**What this task involves**
Find the lines holding the string "emphasis" in the data, then copy all of them.

Data records
━━━━━━━━

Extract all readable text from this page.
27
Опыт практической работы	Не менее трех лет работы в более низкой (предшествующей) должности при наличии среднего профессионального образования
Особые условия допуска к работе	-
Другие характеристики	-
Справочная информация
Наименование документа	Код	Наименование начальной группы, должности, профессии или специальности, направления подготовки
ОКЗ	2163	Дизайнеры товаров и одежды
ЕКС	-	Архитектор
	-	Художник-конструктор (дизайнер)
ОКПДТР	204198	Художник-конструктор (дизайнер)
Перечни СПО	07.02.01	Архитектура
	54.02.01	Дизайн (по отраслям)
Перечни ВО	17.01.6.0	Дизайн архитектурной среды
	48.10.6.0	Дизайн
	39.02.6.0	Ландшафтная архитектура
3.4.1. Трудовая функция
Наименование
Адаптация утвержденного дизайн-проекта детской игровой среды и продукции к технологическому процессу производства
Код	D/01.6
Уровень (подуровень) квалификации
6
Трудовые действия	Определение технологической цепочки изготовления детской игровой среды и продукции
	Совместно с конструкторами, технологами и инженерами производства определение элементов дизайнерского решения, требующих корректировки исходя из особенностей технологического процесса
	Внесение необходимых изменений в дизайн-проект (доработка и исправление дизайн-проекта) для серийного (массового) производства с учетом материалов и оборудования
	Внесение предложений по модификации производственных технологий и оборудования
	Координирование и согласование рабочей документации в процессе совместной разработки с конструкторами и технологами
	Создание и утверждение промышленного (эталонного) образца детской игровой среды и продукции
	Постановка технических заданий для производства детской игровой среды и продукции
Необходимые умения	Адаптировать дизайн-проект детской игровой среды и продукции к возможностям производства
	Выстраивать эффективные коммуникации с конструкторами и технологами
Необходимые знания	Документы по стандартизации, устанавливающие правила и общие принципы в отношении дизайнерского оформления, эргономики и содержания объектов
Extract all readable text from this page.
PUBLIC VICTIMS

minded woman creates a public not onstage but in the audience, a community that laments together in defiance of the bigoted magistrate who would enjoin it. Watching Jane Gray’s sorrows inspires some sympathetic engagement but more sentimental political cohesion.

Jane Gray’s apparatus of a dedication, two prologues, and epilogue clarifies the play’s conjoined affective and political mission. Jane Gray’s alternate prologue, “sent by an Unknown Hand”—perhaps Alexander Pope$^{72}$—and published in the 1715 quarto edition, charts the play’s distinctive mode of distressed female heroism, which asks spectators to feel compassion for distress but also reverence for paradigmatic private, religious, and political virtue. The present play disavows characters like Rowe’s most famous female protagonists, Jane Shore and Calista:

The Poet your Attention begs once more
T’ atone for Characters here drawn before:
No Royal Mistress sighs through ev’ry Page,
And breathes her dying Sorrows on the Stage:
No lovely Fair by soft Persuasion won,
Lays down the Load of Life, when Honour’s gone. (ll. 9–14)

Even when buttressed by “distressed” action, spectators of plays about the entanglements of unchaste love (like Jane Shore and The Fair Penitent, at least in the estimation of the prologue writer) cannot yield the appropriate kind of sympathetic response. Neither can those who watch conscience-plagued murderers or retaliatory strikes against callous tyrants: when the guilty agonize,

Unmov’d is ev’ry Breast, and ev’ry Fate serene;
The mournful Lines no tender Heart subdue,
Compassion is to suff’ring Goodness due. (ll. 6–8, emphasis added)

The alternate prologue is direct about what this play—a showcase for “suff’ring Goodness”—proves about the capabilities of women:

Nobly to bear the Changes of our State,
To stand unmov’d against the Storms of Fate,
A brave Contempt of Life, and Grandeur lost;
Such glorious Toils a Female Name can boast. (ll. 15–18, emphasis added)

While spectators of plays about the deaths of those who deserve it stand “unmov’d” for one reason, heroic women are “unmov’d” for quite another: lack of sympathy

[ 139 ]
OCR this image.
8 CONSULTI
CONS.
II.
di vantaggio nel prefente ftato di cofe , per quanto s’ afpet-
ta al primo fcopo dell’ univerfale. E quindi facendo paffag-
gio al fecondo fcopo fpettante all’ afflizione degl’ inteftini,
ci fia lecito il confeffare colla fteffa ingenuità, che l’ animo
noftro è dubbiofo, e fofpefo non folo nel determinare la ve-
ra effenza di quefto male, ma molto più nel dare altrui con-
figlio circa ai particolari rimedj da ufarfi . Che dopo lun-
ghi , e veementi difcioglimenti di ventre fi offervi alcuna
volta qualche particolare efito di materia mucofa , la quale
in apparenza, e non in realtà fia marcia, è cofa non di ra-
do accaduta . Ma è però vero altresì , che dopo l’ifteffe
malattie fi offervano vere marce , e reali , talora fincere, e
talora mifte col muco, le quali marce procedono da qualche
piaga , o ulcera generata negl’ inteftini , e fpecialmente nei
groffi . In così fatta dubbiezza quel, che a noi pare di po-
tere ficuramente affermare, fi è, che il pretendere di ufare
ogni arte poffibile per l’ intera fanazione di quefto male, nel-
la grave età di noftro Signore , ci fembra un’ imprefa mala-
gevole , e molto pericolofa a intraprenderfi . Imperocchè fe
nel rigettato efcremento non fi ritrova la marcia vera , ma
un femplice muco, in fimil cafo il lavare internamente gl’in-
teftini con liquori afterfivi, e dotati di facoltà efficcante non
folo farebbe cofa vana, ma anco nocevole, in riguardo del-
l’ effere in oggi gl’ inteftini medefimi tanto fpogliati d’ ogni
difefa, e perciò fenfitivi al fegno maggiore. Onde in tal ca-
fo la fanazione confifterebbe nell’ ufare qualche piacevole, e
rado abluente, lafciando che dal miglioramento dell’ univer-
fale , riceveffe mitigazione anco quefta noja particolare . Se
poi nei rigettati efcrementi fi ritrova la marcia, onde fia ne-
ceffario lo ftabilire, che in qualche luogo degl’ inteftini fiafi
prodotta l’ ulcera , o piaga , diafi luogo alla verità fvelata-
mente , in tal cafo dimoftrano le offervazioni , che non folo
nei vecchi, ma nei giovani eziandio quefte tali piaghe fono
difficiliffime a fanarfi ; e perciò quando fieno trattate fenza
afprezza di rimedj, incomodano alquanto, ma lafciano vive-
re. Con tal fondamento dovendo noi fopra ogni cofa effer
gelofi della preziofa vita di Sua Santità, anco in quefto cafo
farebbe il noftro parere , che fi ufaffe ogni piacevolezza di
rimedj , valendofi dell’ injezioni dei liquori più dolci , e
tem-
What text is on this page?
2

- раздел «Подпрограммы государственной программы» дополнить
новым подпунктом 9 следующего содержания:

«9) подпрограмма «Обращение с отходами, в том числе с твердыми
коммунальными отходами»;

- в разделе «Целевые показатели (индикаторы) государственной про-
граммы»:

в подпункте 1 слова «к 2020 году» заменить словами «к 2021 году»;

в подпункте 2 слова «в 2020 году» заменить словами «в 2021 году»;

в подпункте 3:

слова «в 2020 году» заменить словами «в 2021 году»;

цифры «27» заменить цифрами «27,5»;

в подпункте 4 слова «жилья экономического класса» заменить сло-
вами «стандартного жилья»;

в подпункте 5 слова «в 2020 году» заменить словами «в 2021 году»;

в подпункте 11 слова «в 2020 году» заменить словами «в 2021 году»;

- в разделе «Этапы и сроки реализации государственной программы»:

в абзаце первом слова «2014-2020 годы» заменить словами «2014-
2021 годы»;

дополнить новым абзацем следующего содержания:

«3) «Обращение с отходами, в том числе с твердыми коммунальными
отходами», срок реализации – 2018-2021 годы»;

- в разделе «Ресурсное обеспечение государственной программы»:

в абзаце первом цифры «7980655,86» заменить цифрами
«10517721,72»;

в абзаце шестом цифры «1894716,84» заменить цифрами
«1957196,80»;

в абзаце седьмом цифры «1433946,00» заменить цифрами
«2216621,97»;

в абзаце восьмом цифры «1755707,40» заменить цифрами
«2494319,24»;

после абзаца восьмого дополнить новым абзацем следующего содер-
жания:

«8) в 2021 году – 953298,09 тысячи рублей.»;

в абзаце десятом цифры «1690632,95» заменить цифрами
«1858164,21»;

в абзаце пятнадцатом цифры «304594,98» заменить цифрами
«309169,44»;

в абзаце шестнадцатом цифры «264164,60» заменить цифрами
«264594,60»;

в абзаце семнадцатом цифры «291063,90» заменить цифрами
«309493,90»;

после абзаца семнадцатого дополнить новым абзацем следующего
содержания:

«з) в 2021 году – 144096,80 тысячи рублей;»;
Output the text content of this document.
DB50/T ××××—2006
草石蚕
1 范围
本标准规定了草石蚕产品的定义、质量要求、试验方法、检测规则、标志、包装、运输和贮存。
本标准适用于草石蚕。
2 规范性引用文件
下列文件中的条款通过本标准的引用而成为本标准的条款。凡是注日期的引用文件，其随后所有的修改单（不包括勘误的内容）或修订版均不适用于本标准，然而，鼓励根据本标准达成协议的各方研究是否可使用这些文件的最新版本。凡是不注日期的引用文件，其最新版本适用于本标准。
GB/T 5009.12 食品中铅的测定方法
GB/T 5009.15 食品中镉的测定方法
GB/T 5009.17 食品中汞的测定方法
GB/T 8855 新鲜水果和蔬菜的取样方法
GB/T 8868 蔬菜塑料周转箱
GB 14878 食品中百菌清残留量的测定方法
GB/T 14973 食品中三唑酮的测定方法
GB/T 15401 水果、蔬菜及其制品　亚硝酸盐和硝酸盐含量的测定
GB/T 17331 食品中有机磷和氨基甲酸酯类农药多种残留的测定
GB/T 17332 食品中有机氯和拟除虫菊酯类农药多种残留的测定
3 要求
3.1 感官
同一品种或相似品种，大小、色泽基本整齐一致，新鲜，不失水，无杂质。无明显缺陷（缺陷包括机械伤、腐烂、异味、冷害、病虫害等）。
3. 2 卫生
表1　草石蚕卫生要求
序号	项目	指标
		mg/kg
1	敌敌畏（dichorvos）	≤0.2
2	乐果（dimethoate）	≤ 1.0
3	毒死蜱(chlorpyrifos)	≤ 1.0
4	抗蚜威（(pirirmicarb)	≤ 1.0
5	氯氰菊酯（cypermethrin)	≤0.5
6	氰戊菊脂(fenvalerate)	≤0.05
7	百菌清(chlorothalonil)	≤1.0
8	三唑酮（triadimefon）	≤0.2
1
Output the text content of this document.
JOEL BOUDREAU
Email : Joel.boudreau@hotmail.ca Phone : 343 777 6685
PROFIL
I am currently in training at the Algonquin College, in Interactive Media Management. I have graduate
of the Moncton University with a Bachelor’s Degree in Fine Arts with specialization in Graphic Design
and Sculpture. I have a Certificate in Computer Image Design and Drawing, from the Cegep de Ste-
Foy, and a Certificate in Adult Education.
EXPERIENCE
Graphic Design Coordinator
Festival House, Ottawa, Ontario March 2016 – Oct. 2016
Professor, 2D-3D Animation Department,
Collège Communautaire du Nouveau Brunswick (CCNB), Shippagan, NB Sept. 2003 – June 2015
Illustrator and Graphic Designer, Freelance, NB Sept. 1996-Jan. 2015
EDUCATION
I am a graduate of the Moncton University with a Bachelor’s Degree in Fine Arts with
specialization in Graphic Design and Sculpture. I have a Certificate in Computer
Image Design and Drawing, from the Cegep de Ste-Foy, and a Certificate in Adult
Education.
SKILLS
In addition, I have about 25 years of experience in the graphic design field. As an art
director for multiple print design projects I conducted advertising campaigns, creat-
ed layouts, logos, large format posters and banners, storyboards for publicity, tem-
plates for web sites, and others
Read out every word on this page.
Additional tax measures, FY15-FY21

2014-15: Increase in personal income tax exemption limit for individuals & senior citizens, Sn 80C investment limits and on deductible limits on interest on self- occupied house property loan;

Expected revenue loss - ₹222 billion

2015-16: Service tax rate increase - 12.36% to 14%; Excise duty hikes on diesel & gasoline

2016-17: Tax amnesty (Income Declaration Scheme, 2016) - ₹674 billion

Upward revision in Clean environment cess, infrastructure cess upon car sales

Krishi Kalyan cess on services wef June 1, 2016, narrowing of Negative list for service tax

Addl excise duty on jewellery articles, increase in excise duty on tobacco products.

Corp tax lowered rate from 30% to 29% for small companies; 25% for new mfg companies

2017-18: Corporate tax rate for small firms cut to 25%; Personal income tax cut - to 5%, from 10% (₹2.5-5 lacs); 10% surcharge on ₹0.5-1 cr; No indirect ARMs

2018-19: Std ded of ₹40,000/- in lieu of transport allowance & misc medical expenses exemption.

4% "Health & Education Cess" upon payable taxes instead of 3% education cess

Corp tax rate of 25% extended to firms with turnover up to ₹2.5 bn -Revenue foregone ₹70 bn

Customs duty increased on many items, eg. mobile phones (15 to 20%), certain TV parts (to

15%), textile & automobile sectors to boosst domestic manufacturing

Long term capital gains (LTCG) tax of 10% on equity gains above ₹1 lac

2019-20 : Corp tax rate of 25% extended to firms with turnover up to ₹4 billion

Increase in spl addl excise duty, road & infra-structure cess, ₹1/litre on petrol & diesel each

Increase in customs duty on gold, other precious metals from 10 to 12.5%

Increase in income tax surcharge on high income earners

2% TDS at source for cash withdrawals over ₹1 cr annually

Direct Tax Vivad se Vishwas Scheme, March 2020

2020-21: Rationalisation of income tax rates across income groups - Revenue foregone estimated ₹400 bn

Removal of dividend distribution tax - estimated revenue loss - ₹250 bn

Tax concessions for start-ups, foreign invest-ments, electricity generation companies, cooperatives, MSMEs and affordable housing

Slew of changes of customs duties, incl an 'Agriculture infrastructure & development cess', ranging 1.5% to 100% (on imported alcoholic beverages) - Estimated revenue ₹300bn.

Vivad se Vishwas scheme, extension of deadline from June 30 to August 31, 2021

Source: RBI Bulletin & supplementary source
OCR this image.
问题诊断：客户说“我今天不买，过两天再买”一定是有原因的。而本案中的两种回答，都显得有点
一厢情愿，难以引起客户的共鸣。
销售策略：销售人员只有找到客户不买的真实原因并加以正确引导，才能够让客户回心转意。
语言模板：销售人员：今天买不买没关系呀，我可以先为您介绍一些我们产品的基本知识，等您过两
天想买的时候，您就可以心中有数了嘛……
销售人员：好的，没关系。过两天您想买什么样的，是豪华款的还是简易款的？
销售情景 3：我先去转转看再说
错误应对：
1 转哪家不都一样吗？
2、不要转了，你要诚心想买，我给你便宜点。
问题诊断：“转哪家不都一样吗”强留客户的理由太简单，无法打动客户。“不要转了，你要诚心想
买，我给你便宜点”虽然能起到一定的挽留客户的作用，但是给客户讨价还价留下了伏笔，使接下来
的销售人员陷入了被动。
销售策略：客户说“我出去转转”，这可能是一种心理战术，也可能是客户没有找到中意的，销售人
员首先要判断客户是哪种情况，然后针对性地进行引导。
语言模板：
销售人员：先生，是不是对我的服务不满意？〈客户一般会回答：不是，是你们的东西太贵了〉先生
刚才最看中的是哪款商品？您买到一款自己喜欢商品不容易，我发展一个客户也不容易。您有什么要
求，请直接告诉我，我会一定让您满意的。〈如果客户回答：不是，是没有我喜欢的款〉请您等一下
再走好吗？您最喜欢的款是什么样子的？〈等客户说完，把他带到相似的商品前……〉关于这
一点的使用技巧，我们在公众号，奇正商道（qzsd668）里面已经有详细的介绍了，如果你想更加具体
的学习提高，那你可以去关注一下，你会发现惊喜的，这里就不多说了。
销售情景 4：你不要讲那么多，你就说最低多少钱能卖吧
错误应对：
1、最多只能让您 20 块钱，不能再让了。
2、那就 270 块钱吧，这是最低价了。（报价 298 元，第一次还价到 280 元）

━━━━━━━━

**Response for this exercise**
Compassion is to suff’ring Goodness due. (ll. 6–8, emphasis added)
Such glorious Toils a Female Name can boast. (ll. 15–18, emphasis added)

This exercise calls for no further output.